◆ **What needs to be done**
Without the pictures, set down the records below word for word.

◆ **Information supplied**
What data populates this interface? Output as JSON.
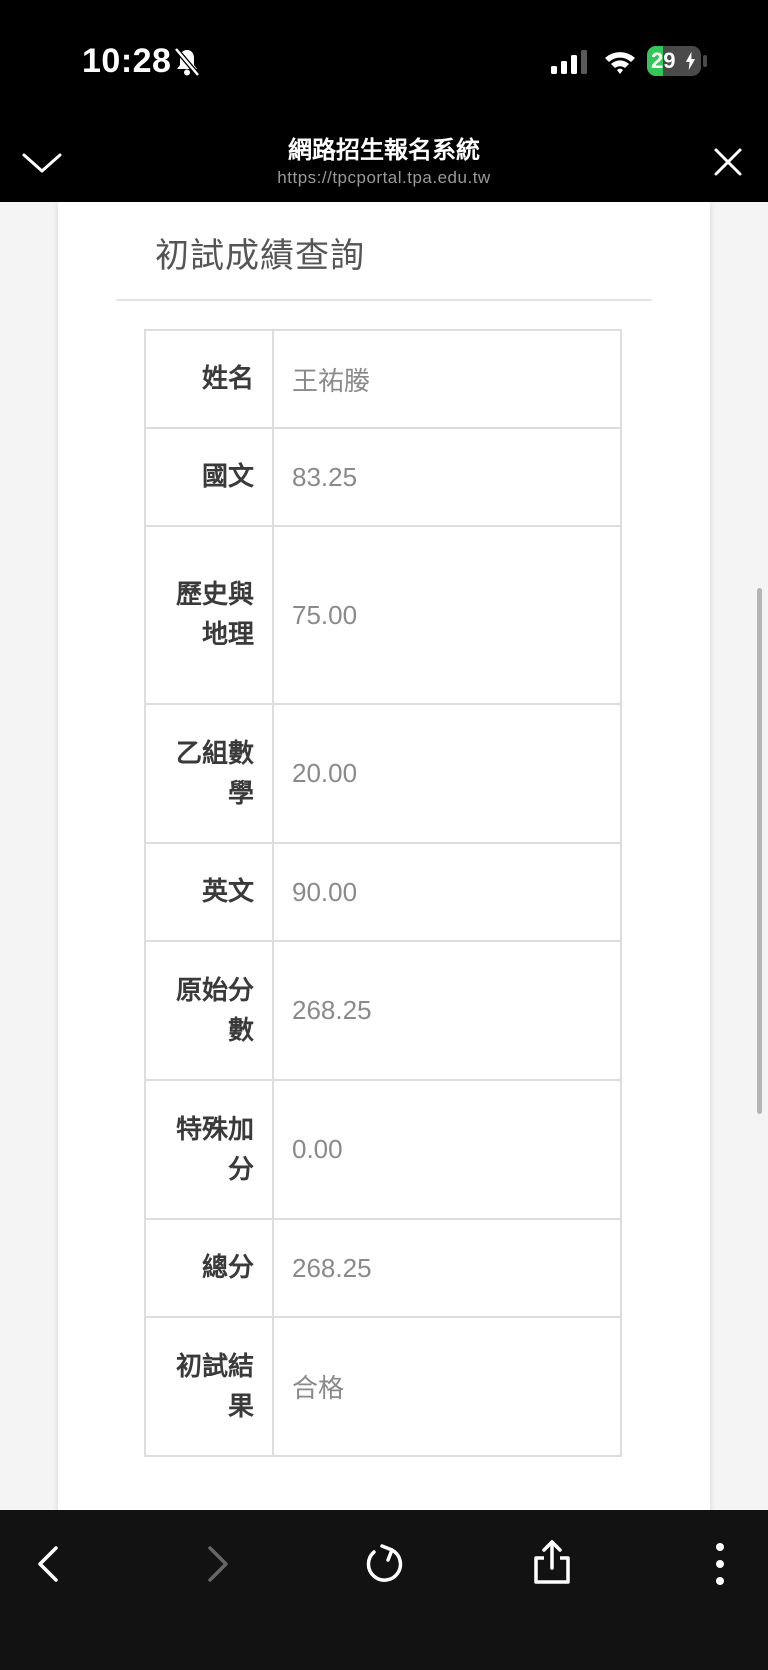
{
  "status_bar": {
    "time": "10:28",
    "battery_level": "29",
    "battery_fill_fraction": 0.29,
    "charging": true,
    "silent_mode": true
  },
  "browser": {
    "title": "網路招生報名系統",
    "url": "https://tpcportal.tpa.edu.tw"
  },
  "card": {
    "title": "初試成績查詢"
  },
  "score_rows": [
    {
      "label": "姓名",
      "value": "王祐媵"
    },
    {
      "label": "國文",
      "value": "83.25"
    },
    {
      "label": "歷史與地理",
      "value": "75.00"
    },
    {
      "label": "乙組數學",
      "value": "20.00"
    },
    {
      "label": "英文",
      "value": "90.00"
    },
    {
      "label": "原始分數",
      "value": "268.25"
    },
    {
      "label": "特殊加分",
      "value": "0.00"
    },
    {
      "label": "總分",
      "value": "268.25"
    },
    {
      "label": "初試結果",
      "value": "合格"
    }
  ],
  "colors": {
    "battery_green": "#33c759",
    "browser_chrome": "#000000",
    "toolbar": "#121212"
  }
}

◆ **Problem solution**
What data populates this interface? Output as JSON.
{
  "status_bar": {
    "time": "10:28",
    "battery_level": "29",
    "battery_fill_fraction": 0.29,
    "charging": true,
    "silent_mode": true
  },
  "browser": {
    "title": "網路招生報名系統",
    "url": "https://tpcportal.tpa.edu.tw"
  },
  "card": {
    "title": "初試成績查詢"
  },
  "score_rows": [
    {
      "label": "姓名",
      "value": "王祐媵"
    },
    {
      "label": "國文",
      "value": "83.25"
    },
    {
      "label": "歷史與地理",
      "value": "75.00"
    },
    {
      "label": "乙組數學",
      "value": "20.00"
    },
    {
      "label": "英文",
      "value": "90.00"
    },
    {
      "label": "原始分數",
      "value": "268.25"
    },
    {
      "label": "特殊加分",
      "value": "0.00"
    },
    {
      "label": "總分",
      "value": "268.25"
    },
    {
      "label": "初試結果",
      "value": "合格"
    }
  ],
  "colors": {
    "battery_green": "#33c759",
    "browser_chrome": "#000000",
    "toolbar": "#121212"
  }
}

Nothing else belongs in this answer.